EXERCISE PROMPT ->
Copy out the entries in full and with complete accuracy; pictures are excluded.

+ + + + +

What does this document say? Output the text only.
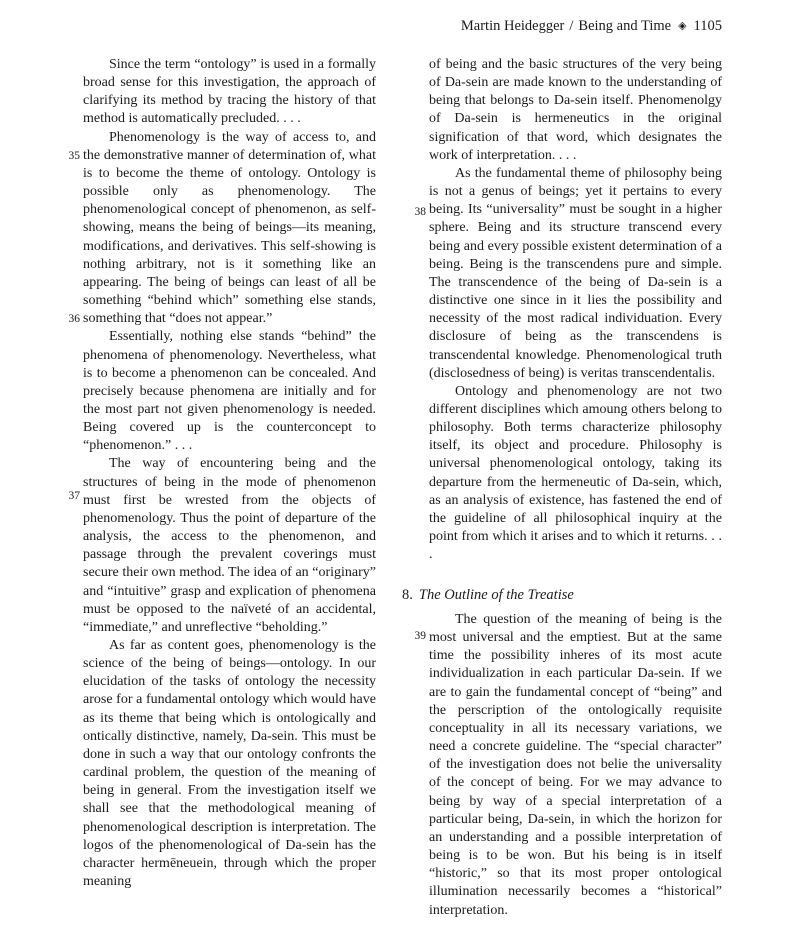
Martin Heidegger / Being and Time ◈ 1105

Since the term “ontology” is used in a formally broad sense for this investigation, the approach of clarifying its method by tracing the history of that method is automatically precluded. . . .

Phenomenology is the way of access to, and the demonstrative manner of determination of, what is to become the theme of ontology. Ontology is possible only as phenomenology. The phenomenological concept of phenomenon, as self-showing, means the being of beings—its meaning, modifications, and derivatives. This self-showing is nothing arbitrary, not is it something like an appearing. The being of beings can least of all be something “behind which” something else stands, something that “does not appear.”

Essentially, nothing else stands “behind” the phenomena of phenomenology. Nevertheless, what is to become a phenomenon can be concealed. And precisely because phenomena are initially and for the most part not given phenomenology is needed. Being covered up is the counterconcept to “phenomenon.” . . .

The way of encountering being and the structures of being in the mode of phenomenon must first be wrested from the objects of phenomenology. Thus the point of departure of the analysis, the access to the phenomenon, and passage through the prevalent coverings must secure their own method. The idea of an “originary” and “intuitive” grasp and explication of phenomena must be opposed to the naïveté of an accidental, “immediate,” and unreflective “beholding.”

As far as content goes, phenomenology is the science of the being of beings—ontology. In our elucidation of the tasks of ontology the necessity arose for a fundamental ontology which would have as its theme that being which is ontologically and ontically distinctive, namely, Da-sein. This must be done in such a way that our ontology confronts the cardinal problem, the question of the meaning of being in general. From the investigation itself we shall see that the methodological meaning of phenomenological description is interpretation. The logos of the phenomenological of Da-sein has the character hermēneuein, through which the proper meaning

35
36
37

of being and the basic structures of the very being of Da-sein are made known to the understanding of being that belongs to Da-sein itself. Phenomenolgy of Da-sein is hermeneutics in the original signification of that word, which designates the work of interpretation. . . .

As the fundamental theme of philosophy being is not a genus of beings; yet it pertains to every being. Its “universality” must be sought in a higher sphere. Being and its structure transcend every being and every possible existent determination of a being. Being is the transcendens pure and simple. The transcendence of the being of Da-sein is a distinctive one since in it lies the possibility and necessity of the most radical individuation. Every disclosure of being as the transcendens is transcendental knowledge. Phenomenological truth (disclosedness of being) is veritas transcendentalis.

Ontology and phenomenology are not two different disciplines which amoung others belong to philosophy. Both terms characterize philosophy itself, its object and procedure. Philosophy is universal phenomenological ontology, taking its departure from the hermeneutic of Da-sein, which, as an analysis of existence, has fastened the end of the guideline of all philosophical inquiry at the point from which it arises and to which it returns. . . .

38
39
8. The Outline of the Treatise

The question of the meaning of being is the most universal and the emptiest. But at the same time the possibility inheres of its most acute individualization in each particular Da-sein. If we are to gain the fundamental concept of “being” and the perscription of the ontologically requisite conceptuality in all its necessary variations, we need a concrete guideline. The “special character” of the investigation does not belie the universality of the concept of being. For we may advance to being by way of a special interpretation of a particular being, Da-sein, in which the horizon for an understanding and a possible interpretation of being is to be won. But his being is in itself “historic,” so that its most proper ontological illumination necessarily becomes a “historical” interpretation.
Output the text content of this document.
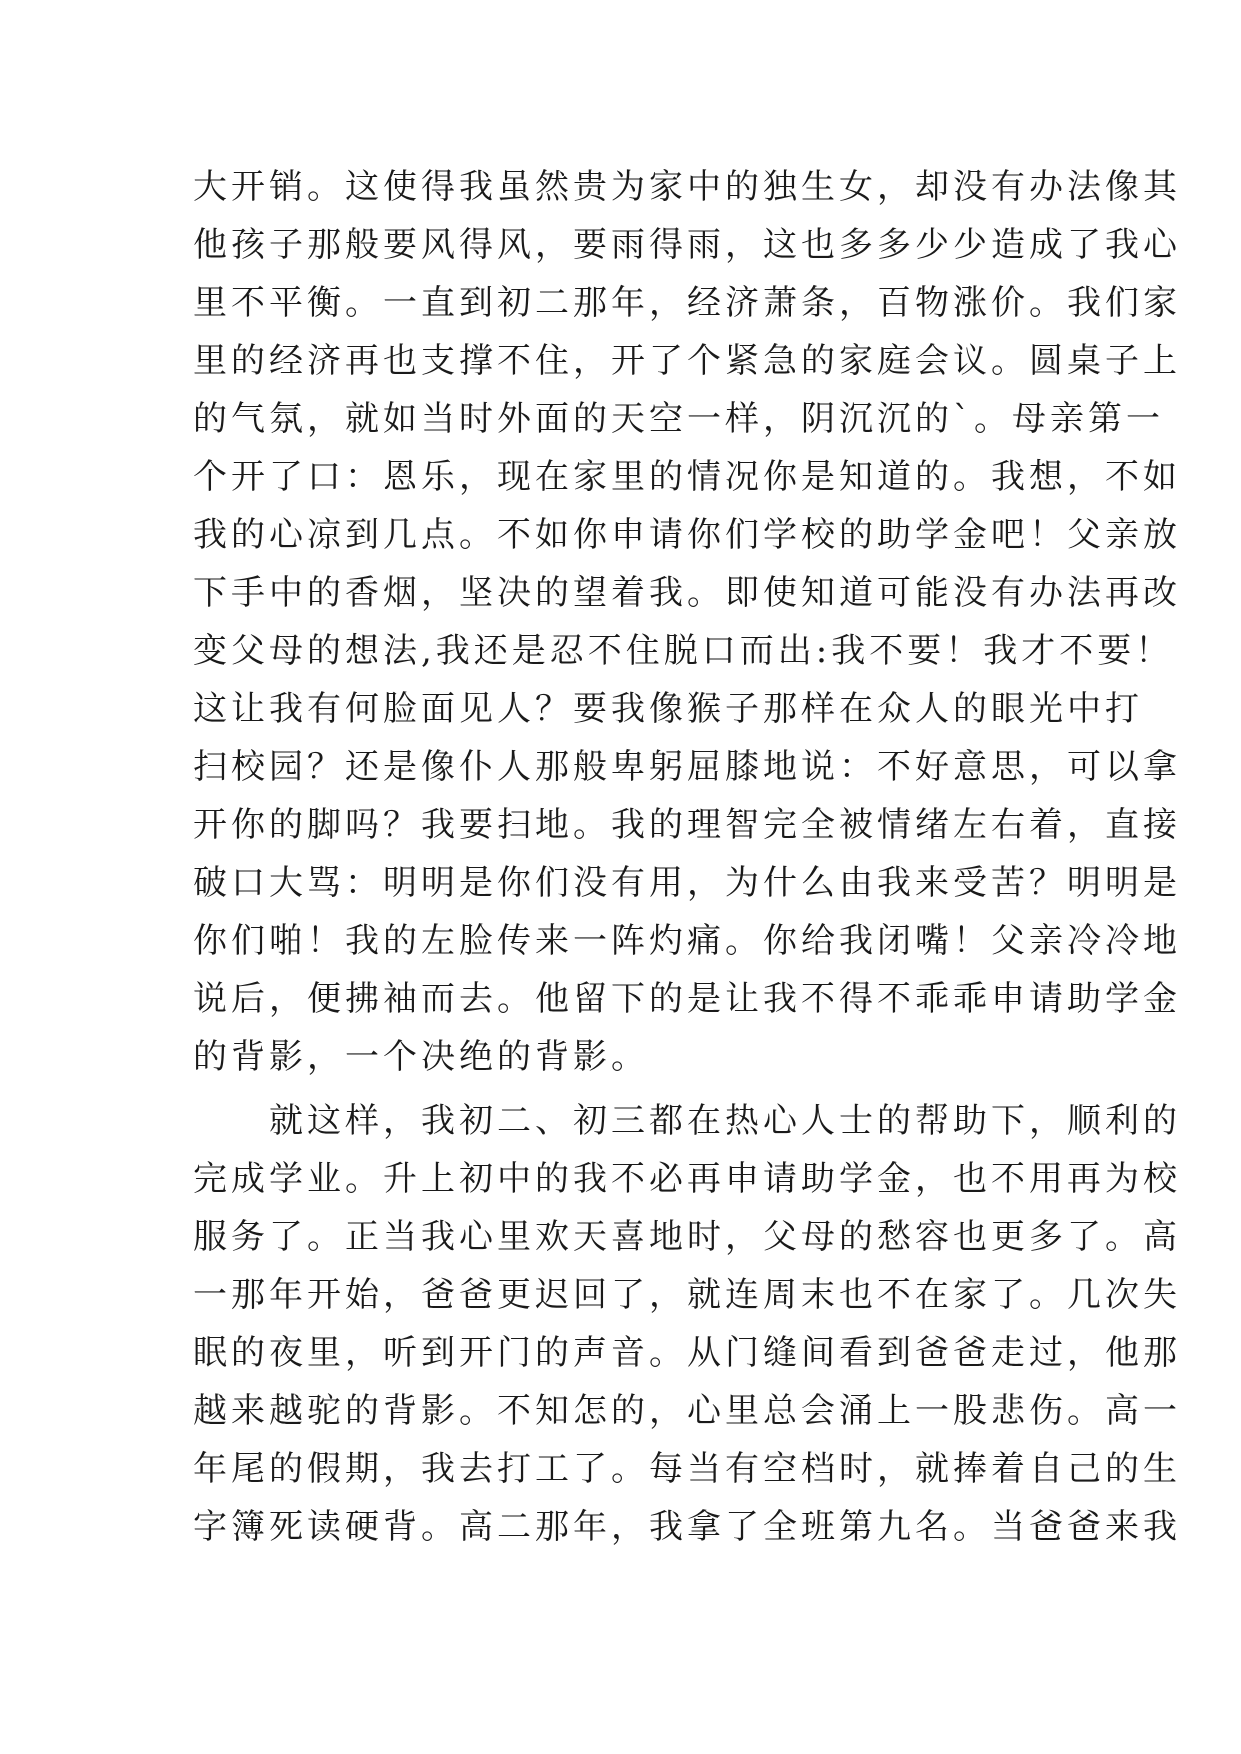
大开销。这使得我虽然贵为家中的独生女，却没有办法像其
他孩子那般要风得风，要雨得雨，这也多多少少造成了我心
里不平衡。一直到初二那年，经济萧条，百物涨价。我们家
里的经济再也支撑不住，开了个紧急的家庭会议。圆桌子上
的气氛，就如当时外面的天空一样，阴沉沉的`。母亲第一
个开了口：恩乐，现在家里的情况你是知道的。我想，不如
我的心凉到几点。不如你申请你们学校的助学金吧！父亲放
下手中的香烟，坚决的望着我。即使知道可能没有办法再改
变父母的想法,我还是忍不住脱口而出:我不要！我才不要！
这让我有何脸面见人？要我像猴子那样在众人的眼光中打
扫校园？还是像仆人那般卑躬屈膝地说：不好意思，可以拿
开你的脚吗？我要扫地。我的理智完全被情绪左右着，直接
破口大骂：明明是你们没有用，为什么由我来受苦？明明是
你们啪！我的左脸传来一阵灼痛。你给我闭嘴！父亲冷冷地
说后，便拂袖而去。他留下的是让我不得不乖乖申请助学金
的背影，一个决绝的背影。
　　就这样，我初二、初三都在热心人士的帮助下，顺利的
完成学业。升上初中的我不必再申请助学金，也不用再为校
服务了。正当我心里欢天喜地时，父母的愁容也更多了。高
一那年开始，爸爸更迟回了，就连周末也不在家了。几次失
眠的夜里，听到开门的声音。从门缝间看到爸爸走过，他那
越来越驼的背影。不知怎的，心里总会涌上一股悲伤。高一
年尾的假期，我去打工了。每当有空档时，就捧着自己的生
字簿死读硬背。高二那年，我拿了全班第九名。当爸爸来我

+ + + + +

TASK RESPONSE ->
What does this document say? Output the text only.
Martin Heidegger / Being and Time ◈ 1105

Since the term “ontology” is used in a formally broad sense for this investigation, the approach of clarifying its method by tracing the history of that method is automatically precluded. . . .

Phenomenology is the way of access to, and the demonstrative manner of determination of, what is to become the theme of ontology. Ontology is possible only as phenomenology. The phenomenological concept of phenomenon, as self-showing, means the being of beings—its meaning, modifications, and derivatives. This self-showing is nothing arbitrary, not is it something like an appearing. The being of beings can least of all be something “behind which” something else stands, something that “does not appear.”

Essentially, nothing else stands “behind” the phenomena of phenomenology. Nevertheless, what is to become a phenomenon can be concealed. And precisely because phenomena are initially and for the most part not given phenomenology is needed. Being covered up is the counterconcept to “phenomenon.” . . .

The way of encountering being and the structures of being in the mode of phenomenon must first be wrested from the objects of phenomenology. Thus the point of departure of the analysis, the access to the phenomenon, and passage through the prevalent coverings must secure their own method. The idea of an “originary” and “intuitive” grasp and explication of phenomena must be opposed to the naïveté of an accidental, “immediate,” and unreflective “beholding.”

As far as content goes, phenomenology is the science of the being of beings—ontology. In our elucidation of the tasks of ontology the necessity arose for a fundamental ontology which would have as its theme that being which is ontologically and ontically distinctive, namely, Da-sein. This must be done in such a way that our ontology confronts the cardinal problem, the question of the meaning of being in general. From the investigation itself we shall see that the methodological meaning of phenomenological description is interpretation. The logos of the phenomenological of Da-sein has the character hermēneuein, through which the proper meaning

35
36
37

of being and the basic structures of the very being of Da-sein are made known to the understanding of being that belongs to Da-sein itself. Phenomenolgy of Da-sein is hermeneutics in the original signification of that word, which designates the work of interpretation. . . .

As the fundamental theme of philosophy being is not a genus of beings; yet it pertains to every being. Its “universality” must be sought in a higher sphere. Being and its structure transcend every being and every possible existent determination of a being. Being is the transcendens pure and simple. The transcendence of the being of Da-sein is a distinctive one since in it lies the possibility and necessity of the most radical individuation. Every disclosure of being as the transcendens is transcendental knowledge. Phenomenological truth (disclosedness of being) is veritas transcendentalis.

Ontology and phenomenology are not two different disciplines which amoung others belong to philosophy. Both terms characterize philosophy itself, its object and procedure. Philosophy is universal phenomenological ontology, taking its departure from the hermeneutic of Da-sein, which, as an analysis of existence, has fastened the end of the guideline of all philosophical inquiry at the point from which it arises and to which it returns. . . .

38
39
8. The Outline of the Treatise

The question of the meaning of being is the most universal and the emptiest. But at the same time the possibility inheres of its most acute individualization in each particular Da-sein. If we are to gain the fundamental concept of “being” and the perscription of the ontologically requisite conceptuality in all its necessary variations, we need a concrete guideline. The “special character” of the investigation does not belie the universality of the concept of being. For we may advance to being by way of a special interpretation of a particular being, Da-sein, in which the horizon for an understanding and a possible interpretation of being is to be won. But his being is in itself “historic,” so that its most proper ontological illumination necessarily becomes a “historical” interpretation.
Output the text content of this document.
大开销。这使得我虽然贵为家中的独生女，却没有办法像其
他孩子那般要风得风，要雨得雨，这也多多少少造成了我心
里不平衡。一直到初二那年，经济萧条，百物涨价。我们家
里的经济再也支撑不住，开了个紧急的家庭会议。圆桌子上
的气氛，就如当时外面的天空一样，阴沉沉的`。母亲第一
个开了口：恩乐，现在家里的情况你是知道的。我想，不如
我的心凉到几点。不如你申请你们学校的助学金吧！父亲放
下手中的香烟，坚决的望着我。即使知道可能没有办法再改
变父母的想法,我还是忍不住脱口而出:我不要！我才不要！
这让我有何脸面见人？要我像猴子那样在众人的眼光中打
扫校园？还是像仆人那般卑躬屈膝地说：不好意思，可以拿
开你的脚吗？我要扫地。我的理智完全被情绪左右着，直接
破口大骂：明明是你们没有用，为什么由我来受苦？明明是
你们啪！我的左脸传来一阵灼痛。你给我闭嘴！父亲冷冷地
说后，便拂袖而去。他留下的是让我不得不乖乖申请助学金
的背影，一个决绝的背影。
　　就这样，我初二、初三都在热心人士的帮助下，顺利的
完成学业。升上初中的我不必再申请助学金，也不用再为校
服务了。正当我心里欢天喜地时，父母的愁容也更多了。高
一那年开始，爸爸更迟回了，就连周末也不在家了。几次失
眠的夜里，听到开门的声音。从门缝间看到爸爸走过，他那
越来越驼的背影。不知怎的，心里总会涌上一股悲伤。高一
年尾的假期，我去打工了。每当有空档时，就捧着自己的生
字簿死读硬背。高二那年，我拿了全班第九名。当爸爸来我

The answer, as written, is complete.